◆ **Stated goal**: Return the whole listing exactly as it stands.

◆ ◆ ◆ ◆ ◆

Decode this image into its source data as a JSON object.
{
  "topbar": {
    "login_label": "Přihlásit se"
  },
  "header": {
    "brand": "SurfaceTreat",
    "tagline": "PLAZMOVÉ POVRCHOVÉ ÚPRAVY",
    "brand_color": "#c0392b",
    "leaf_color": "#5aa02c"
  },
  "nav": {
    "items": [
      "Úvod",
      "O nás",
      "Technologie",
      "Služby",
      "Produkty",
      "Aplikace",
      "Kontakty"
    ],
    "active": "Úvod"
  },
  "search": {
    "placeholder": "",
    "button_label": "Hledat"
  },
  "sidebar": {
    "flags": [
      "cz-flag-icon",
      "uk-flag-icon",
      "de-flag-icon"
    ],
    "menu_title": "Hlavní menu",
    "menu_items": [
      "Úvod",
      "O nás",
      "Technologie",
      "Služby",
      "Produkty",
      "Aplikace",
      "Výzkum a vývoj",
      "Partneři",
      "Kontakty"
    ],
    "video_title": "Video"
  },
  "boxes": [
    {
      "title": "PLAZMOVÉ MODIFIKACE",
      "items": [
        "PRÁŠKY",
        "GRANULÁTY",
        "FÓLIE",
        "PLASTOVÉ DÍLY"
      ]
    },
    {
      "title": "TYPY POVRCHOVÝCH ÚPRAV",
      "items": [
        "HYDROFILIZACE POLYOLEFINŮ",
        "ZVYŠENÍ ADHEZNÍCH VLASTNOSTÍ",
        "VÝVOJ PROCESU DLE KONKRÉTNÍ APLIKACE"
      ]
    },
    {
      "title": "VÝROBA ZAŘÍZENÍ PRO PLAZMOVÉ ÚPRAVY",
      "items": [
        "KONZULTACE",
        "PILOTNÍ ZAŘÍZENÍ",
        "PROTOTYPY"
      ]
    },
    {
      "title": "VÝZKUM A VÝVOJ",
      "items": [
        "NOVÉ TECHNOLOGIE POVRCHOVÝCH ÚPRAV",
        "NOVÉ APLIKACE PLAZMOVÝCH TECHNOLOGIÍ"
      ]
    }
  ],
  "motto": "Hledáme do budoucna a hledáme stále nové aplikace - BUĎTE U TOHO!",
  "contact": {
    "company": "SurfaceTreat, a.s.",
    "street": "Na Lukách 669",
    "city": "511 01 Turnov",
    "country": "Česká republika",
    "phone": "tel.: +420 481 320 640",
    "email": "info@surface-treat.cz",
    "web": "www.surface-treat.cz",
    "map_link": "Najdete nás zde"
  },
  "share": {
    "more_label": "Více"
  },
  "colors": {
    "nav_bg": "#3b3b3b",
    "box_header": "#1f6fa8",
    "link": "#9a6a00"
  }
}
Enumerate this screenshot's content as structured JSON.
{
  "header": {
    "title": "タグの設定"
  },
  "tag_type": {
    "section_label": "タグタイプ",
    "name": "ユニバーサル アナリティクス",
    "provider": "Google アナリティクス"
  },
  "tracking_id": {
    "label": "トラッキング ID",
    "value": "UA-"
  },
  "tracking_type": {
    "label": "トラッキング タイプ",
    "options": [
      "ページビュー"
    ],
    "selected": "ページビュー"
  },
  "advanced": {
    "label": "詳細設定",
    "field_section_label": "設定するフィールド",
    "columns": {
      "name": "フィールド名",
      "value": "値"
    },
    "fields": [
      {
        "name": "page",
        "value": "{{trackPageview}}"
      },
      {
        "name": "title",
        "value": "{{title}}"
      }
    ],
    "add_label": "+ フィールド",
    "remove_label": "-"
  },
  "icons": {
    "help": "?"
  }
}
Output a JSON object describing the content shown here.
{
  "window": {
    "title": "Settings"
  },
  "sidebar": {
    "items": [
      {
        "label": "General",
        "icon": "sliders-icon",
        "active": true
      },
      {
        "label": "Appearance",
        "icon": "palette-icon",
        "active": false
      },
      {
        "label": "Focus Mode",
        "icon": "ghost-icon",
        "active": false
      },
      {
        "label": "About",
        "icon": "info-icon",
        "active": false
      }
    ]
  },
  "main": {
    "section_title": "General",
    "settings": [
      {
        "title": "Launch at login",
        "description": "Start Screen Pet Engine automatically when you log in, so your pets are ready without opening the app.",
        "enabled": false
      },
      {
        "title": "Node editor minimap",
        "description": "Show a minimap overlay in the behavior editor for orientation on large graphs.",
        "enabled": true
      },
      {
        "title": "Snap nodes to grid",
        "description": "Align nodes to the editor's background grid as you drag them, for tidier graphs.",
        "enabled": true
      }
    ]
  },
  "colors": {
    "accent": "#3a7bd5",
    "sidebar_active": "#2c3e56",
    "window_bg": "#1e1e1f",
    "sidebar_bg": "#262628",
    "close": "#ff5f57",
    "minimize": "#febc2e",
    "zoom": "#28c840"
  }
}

◆ ◆ ◆ ◆ ◆

◆ **Complete output**:
Decode this image into its source data as a JSON object.
{
  "topbar": {
    "login_label": "Přihlásit se"
  },
  "header": {
    "brand": "SurfaceTreat",
    "tagline": "PLAZMOVÉ POVRCHOVÉ ÚPRAVY",
    "brand_color": "#c0392b",
    "leaf_color": "#5aa02c"
  },
  "nav": {
    "items": [
      "Úvod",
      "O nás",
      "Technologie",
      "Služby",
      "Produkty",
      "Aplikace",
      "Kontakty"
    ],
    "active": "Úvod"
  },
  "search": {
    "placeholder": "",
    "button_label": "Hledat"
  },
  "sidebar": {
    "flags": [
      "cz-flag-icon",
      "uk-flag-icon",
      "de-flag-icon"
    ],
    "menu_title": "Hlavní menu",
    "menu_items": [
      "Úvod",
      "O nás",
      "Technologie",
      "Služby",
      "Produkty",
      "Aplikace",
      "Výzkum a vývoj",
      "Partneři",
      "Kontakty"
    ],
    "video_title": "Video"
  },
  "boxes": [
    {
      "title": "PLAZMOVÉ MODIFIKACE",
      "items": [
        "PRÁŠKY",
        "GRANULÁTY",
        "FÓLIE",
        "PLASTOVÉ DÍLY"
      ]
    },
    {
      "title": "TYPY POVRCHOVÝCH ÚPRAV",
      "items": [
        "HYDROFILIZACE POLYOLEFINŮ",
        "ZVYŠENÍ ADHEZNÍCH VLASTNOSTÍ",
        "VÝVOJ PROCESU DLE KONKRÉTNÍ APLIKACE"
      ]
    },
    {
      "title": "VÝROBA ZAŘÍZENÍ PRO PLAZMOVÉ ÚPRAVY",
      "items": [
        "KONZULTACE",
        "PILOTNÍ ZAŘÍZENÍ",
        "PROTOTYPY"
      ]
    },
    {
      "title": "VÝZKUM A VÝVOJ",
      "items": [
        "NOVÉ TECHNOLOGIE POVRCHOVÝCH ÚPRAV",
        "NOVÉ APLIKACE PLAZMOVÝCH TECHNOLOGIÍ"
      ]
    }
  ],
  "motto": "Hledáme do budoucna a hledáme stále nové aplikace - BUĎTE U TOHO!",
  "contact": {
    "company": "SurfaceTreat, a.s.",
    "street": "Na Lukách 669",
    "city": "511 01 Turnov",
    "country": "Česká republika",
    "phone": "tel.: +420 481 320 640",
    "email": "info@surface-treat.cz",
    "web": "www.surface-treat.cz",
    "map_link": "Najdete nás zde"
  },
  "share": {
    "more_label": "Více"
  },
  "colors": {
    "nav_bg": "#3b3b3b",
    "box_header": "#1f6fa8",
    "link": "#9a6a00"
  }
}
Enumerate this screenshot's content as structured JSON.
{
  "header": {
    "title": "タグの設定"
  },
  "tag_type": {
    "section_label": "タグタイプ",
    "name": "ユニバーサル アナリティクス",
    "provider": "Google アナリティクス"
  },
  "tracking_id": {
    "label": "トラッキング ID",
    "value": "UA-"
  },
  "tracking_type": {
    "label": "トラッキング タイプ",
    "options": [
      "ページビュー"
    ],
    "selected": "ページビュー"
  },
  "advanced": {
    "label": "詳細設定",
    "field_section_label": "設定するフィールド",
    "columns": {
      "name": "フィールド名",
      "value": "値"
    },
    "fields": [
      {
        "name": "page",
        "value": "{{trackPageview}}"
      },
      {
        "name": "title",
        "value": "{{title}}"
      }
    ],
    "add_label": "+ フィールド",
    "remove_label": "-"
  },
  "icons": {
    "help": "?"
  }
}
Output a JSON object describing the content shown here.
{
  "window": {
    "title": "Settings"
  },
  "sidebar": {
    "items": [
      {
        "label": "General",
        "icon": "sliders-icon",
        "active": true
      },
      {
        "label": "Appearance",
        "icon": "palette-icon",
        "active": false
      },
      {
        "label": "Focus Mode",
        "icon": "ghost-icon",
        "active": false
      },
      {
        "label": "About",
        "icon": "info-icon",
        "active": false
      }
    ]
  },
  "main": {
    "section_title": "General",
    "settings": [
      {
        "title": "Launch at login",
        "description": "Start Screen Pet Engine automatically when you log in, so your pets are ready without opening the app.",
        "enabled": false
      },
      {
        "title": "Node editor minimap",
        "description": "Show a minimap overlay in the behavior editor for orientation on large graphs.",
        "enabled": true
      },
      {
        "title": "Snap nodes to grid",
        "description": "Align nodes to the editor's background grid as you drag them, for tidier graphs.",
        "enabled": true
      }
    ]
  },
  "colors": {
    "accent": "#3a7bd5",
    "sidebar_active": "#2c3e56",
    "window_bg": "#1e1e1f",
    "sidebar_bg": "#262628",
    "close": "#ff5f57",
    "minimize": "#febc2e",
    "zoom": "#28c840"
  }
}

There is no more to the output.